| Short task |
Print the data that follows exactly.
•••••
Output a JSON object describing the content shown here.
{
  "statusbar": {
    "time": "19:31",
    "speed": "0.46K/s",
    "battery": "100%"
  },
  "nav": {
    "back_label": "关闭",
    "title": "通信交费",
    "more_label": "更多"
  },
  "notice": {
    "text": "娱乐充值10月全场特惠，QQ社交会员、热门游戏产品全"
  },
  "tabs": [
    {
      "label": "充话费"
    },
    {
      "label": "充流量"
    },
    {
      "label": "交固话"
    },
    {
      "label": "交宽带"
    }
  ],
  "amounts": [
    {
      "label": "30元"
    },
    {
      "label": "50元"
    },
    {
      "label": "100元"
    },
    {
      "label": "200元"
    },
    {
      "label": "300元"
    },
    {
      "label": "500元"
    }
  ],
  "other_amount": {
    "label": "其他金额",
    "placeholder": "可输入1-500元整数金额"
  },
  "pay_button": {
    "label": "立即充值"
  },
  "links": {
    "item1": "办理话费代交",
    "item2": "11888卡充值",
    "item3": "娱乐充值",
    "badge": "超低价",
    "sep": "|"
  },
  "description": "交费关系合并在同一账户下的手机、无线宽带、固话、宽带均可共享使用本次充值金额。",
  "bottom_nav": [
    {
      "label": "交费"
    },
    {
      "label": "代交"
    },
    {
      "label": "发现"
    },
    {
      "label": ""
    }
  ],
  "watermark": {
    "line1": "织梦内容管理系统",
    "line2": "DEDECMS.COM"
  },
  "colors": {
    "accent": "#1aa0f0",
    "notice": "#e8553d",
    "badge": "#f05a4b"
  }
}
•••••
| Finished exercise |
Output a JSON object describing the content shown here.
{
  "statusbar": {
    "time": "19:31",
    "speed": "0.46K/s",
    "battery": "100%"
  },
  "nav": {
    "back_label": "关闭",
    "title": "通信交费",
    "more_label": "更多"
  },
  "notice": {
    "text": "娱乐充值10月全场特惠，QQ社交会员、热门游戏产品全"
  },
  "tabs": [
    {
      "label": "充话费"
    },
    {
      "label": "充流量"
    },
    {
      "label": "交固话"
    },
    {
      "label": "交宽带"
    }
  ],
  "amounts": [
    {
      "label": "30元"
    },
    {
      "label": "50元"
    },
    {
      "label": "100元"
    },
    {
      "label": "200元"
    },
    {
      "label": "300元"
    },
    {
      "label": "500元"
    }
  ],
  "other_amount": {
    "label": "其他金额",
    "placeholder": "可输入1-500元整数金额"
  },
  "pay_button": {
    "label": "立即充值"
  },
  "links": {
    "item1": "办理话费代交",
    "item2": "11888卡充值",
    "item3": "娱乐充值",
    "badge": "超低价",
    "sep": "|"
  },
  "description": "交费关系合并在同一账户下的手机、无线宽带、固话、宽带均可共享使用本次充值金额。",
  "bottom_nav": [
    {
      "label": "交费"
    },
    {
      "label": "代交"
    },
    {
      "label": "发现"
    },
    {
      "label": ""
    }
  ],
  "watermark": {
    "line1": "织梦内容管理系统",
    "line2": "DEDECMS.COM"
  },
  "colors": {
    "accent": "#1aa0f0",
    "notice": "#e8553d",
    "badge": "#f05a4b"
  }
}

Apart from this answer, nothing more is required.